> **Aim of the exercise**
Return every line of the data below unchanged and in the same order.

> **Task material**
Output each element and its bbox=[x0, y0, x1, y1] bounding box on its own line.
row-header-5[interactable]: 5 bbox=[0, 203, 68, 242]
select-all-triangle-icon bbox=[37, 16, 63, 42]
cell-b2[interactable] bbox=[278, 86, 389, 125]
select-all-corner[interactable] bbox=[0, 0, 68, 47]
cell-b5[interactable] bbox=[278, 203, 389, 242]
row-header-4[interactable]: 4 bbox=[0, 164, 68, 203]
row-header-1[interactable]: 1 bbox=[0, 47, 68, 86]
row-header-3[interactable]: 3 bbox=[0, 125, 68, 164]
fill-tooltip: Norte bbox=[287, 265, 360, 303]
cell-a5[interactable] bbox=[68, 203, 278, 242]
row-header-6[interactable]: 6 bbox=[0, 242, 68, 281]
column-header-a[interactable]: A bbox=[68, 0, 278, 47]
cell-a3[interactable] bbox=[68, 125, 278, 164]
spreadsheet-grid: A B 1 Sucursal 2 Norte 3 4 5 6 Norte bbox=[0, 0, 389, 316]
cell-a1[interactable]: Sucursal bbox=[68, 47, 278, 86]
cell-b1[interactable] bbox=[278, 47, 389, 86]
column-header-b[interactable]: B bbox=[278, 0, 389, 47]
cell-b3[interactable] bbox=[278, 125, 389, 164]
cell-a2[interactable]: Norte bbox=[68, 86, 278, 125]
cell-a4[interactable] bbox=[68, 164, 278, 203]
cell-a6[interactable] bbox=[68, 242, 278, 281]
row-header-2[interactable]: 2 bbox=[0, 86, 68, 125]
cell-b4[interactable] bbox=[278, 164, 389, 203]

> **Answer below**
Output each element and its bbox=[x0, y0, x1, y1] bounding box on its own line.
row-header-5[interactable]: 5 bbox=[0, 203, 68, 242]
select-all-triangle-icon bbox=[37, 16, 63, 42]
cell-b2[interactable] bbox=[278, 86, 389, 125]
select-all-corner[interactable] bbox=[0, 0, 68, 47]
cell-b5[interactable] bbox=[278, 203, 389, 242]
row-header-4[interactable]: 4 bbox=[0, 164, 68, 203]
row-header-1[interactable]: 1 bbox=[0, 47, 68, 86]
row-header-3[interactable]: 3 bbox=[0, 125, 68, 164]
fill-tooltip: Norte bbox=[287, 265, 360, 303]
cell-a5[interactable] bbox=[68, 203, 278, 242]
row-header-6[interactable]: 6 bbox=[0, 242, 68, 281]
column-header-a[interactable]: A bbox=[68, 0, 278, 47]
cell-a3[interactable] bbox=[68, 125, 278, 164]
spreadsheet-grid: A B 1 Sucursal 2 Norte 3 4 5 6 Norte bbox=[0, 0, 389, 316]
cell-a1[interactable]: Sucursal bbox=[68, 47, 278, 86]
cell-b1[interactable] bbox=[278, 47, 389, 86]
column-header-b[interactable]: B bbox=[278, 0, 389, 47]
cell-b3[interactable] bbox=[278, 125, 389, 164]
cell-a2[interactable]: Norte bbox=[68, 86, 278, 125]
cell-a4[interactable] bbox=[68, 164, 278, 203]
cell-a6[interactable] bbox=[68, 242, 278, 281]
row-header-2[interactable]: 2 bbox=[0, 86, 68, 125]
cell-b4[interactable] bbox=[278, 164, 389, 203]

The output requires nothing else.